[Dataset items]
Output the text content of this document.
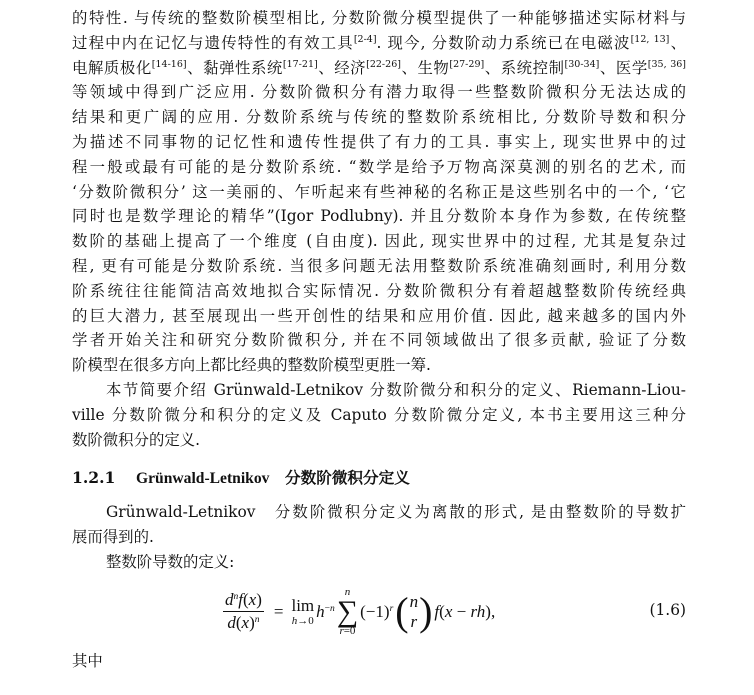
的特性. 与传统的整数阶模型相比, 分数阶微分模型提供了一种能够描述实际材料与

过程中内在记忆与遗传特性的有效工具[2-4]. 现今, 分数阶动力系统已在电磁波[12, 13]、

电解质极化[14-16]、黏弹性系统[17-21]、经济[22-26]、生物[27-29]、系统控制[30-34]、医学[35, 36]

等领域中得到广泛应用. 分数阶微积分有潜力取得一些整数阶微积分无法达成的

结果和更广阔的应用. 分数阶系统与传统的整数阶系统相比, 分数阶导数和积分

为描述不同事物的记忆性和遗传性提供了有力的工具. 事实上, 现实世界中的过

程一般或最有可能的是分数阶系统. “数学是给予万物高深莫测的别名的艺术, 而

‘分数阶微积分’ 这一美丽的、乍听起来有些神秘的名称正是这些别名中的一个, ‘它

同时也是数学理论的精华”(Igor Podlubny). 并且分数阶本身作为参数, 在传统整

数阶的基础上提高了一个维度 (自由度). 因此, 现实世界中的过程, 尤其是复杂过

程, 更有可能是分数阶系统. 当很多问题无法用整数阶系统准确刻画时, 利用分数

阶系统往往能简洁高效地拟合实际情况. 分数阶微积分有着超越整数阶传统经典

的巨大潜力, 甚至展现出一些开创性的结果和应用价值. 因此, 越来越多的国内外

学者开始关注和研究分数阶微积分, 并在不同领域做出了很多贡献, 验证了分数

阶模型在很多方向上都比经典的整数阶模型更胜一筹.

本节简要介绍 Grünwald-Letnikov 分数阶微分和积分的定义、Riemann-Liou-

ville 分数阶微分和积分的定义及 Caputo 分数阶微分定义, 本书主要用这三种分

数阶微积分的定义.

1.2.1	Grünwald-Letnikov　分数阶微积分定义

Grünwald-Letnikov　分数阶微积分定义为离散的形式, 是由整数阶的导数扩

展而得到的.

整数阶导数的定义:

$\frac{d^nf(x)}{d(x)^n} = \lim$
h→0 $h^{-n}$
n
∑
r=0
$(-1)^r$ ( n
r ) f(x − rh),	(1.6)

其中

→ **TASK OBJECTIVE**
In the records above, collect each line with "Letnikov".

→ **EXPECTED OUTPUT**
本节简要介绍 Grünwald-Letnikov 分数阶微分和积分的定义、Riemann-Liou-
1.2.1	Grünwald-Letnikov　分数阶微积分定义
Grünwald-Letnikov　分数阶微积分定义为离散的形式, 是由整数阶的导数扩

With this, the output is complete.